**TASK GOAL:** Please filter the data below down to the lines holding the string "value".

──────

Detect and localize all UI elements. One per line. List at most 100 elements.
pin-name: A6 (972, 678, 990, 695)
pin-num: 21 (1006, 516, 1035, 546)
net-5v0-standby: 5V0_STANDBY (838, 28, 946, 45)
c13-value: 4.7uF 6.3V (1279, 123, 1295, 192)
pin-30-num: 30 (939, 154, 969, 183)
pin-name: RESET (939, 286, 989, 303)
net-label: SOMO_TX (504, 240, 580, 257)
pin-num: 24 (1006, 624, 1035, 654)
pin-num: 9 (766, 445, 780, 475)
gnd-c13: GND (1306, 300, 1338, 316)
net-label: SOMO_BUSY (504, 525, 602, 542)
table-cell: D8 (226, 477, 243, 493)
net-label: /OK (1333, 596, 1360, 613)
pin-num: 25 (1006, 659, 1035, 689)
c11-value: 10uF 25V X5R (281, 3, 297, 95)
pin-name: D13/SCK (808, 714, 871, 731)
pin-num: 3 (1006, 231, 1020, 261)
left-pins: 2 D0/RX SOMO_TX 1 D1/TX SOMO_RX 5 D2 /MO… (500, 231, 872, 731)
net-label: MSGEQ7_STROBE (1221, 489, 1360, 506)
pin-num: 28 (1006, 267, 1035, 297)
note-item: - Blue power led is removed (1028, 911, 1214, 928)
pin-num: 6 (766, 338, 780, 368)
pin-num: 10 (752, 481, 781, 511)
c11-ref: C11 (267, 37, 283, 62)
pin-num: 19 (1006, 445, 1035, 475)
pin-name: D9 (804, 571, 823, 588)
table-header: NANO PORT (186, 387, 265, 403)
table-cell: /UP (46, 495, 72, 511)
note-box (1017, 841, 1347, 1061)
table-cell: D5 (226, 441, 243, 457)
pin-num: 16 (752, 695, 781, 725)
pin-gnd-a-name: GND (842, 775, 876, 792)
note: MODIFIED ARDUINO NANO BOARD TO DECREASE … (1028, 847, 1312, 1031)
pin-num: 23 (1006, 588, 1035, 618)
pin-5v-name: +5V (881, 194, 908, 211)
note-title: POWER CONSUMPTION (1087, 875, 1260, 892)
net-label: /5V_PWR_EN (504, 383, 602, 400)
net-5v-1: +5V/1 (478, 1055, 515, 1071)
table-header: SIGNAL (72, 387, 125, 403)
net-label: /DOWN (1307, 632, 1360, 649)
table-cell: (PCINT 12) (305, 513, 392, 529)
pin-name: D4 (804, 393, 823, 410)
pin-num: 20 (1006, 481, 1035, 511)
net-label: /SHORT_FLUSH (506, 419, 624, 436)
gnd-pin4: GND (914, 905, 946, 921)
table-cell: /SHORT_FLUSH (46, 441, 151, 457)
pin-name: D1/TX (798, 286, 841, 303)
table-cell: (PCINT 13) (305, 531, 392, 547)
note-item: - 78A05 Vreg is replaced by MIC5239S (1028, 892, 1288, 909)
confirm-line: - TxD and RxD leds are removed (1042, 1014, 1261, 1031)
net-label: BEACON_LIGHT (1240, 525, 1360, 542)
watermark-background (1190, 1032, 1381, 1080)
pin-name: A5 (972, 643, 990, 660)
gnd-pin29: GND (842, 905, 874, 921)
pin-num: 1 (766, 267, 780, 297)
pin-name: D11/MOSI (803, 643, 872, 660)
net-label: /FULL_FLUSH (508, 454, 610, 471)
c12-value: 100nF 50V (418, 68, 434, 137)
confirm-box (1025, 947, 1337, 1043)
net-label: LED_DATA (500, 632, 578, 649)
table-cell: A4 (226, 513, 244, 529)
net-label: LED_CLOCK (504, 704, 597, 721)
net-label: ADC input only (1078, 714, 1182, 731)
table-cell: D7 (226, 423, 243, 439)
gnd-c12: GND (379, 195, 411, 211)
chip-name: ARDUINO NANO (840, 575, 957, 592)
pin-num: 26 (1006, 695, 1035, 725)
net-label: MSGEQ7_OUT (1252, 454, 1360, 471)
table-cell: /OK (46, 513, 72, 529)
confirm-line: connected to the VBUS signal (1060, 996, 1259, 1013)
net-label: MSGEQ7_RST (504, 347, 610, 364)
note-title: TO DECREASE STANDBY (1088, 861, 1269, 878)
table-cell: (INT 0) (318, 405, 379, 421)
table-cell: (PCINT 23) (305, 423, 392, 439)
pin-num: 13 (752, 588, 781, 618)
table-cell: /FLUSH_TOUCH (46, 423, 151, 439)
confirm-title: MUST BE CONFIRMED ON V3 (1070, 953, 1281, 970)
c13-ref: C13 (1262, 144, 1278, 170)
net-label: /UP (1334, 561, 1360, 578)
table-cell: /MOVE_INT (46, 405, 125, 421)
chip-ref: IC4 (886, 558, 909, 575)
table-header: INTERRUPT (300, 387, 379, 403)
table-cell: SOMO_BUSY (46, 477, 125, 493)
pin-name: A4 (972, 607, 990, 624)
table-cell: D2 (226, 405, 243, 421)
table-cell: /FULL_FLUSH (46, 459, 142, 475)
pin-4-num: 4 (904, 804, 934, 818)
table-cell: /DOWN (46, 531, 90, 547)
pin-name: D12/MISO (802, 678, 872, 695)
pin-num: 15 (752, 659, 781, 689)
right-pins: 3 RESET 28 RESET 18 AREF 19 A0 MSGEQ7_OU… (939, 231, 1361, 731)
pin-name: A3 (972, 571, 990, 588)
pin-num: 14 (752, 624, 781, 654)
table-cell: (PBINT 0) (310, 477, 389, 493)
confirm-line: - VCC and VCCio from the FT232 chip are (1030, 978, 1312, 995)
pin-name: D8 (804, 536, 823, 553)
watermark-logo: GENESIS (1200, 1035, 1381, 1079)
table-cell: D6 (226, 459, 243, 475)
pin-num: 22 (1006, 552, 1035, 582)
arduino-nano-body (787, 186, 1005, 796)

──────

**WRITTEN ANSWER:**
c13-value: 4.7uF 6.3V (1279, 123, 1295, 192)
c11-value: 10uF 25V X5R (281, 3, 297, 95)
c12-value: 100nF 50V (418, 68, 434, 137)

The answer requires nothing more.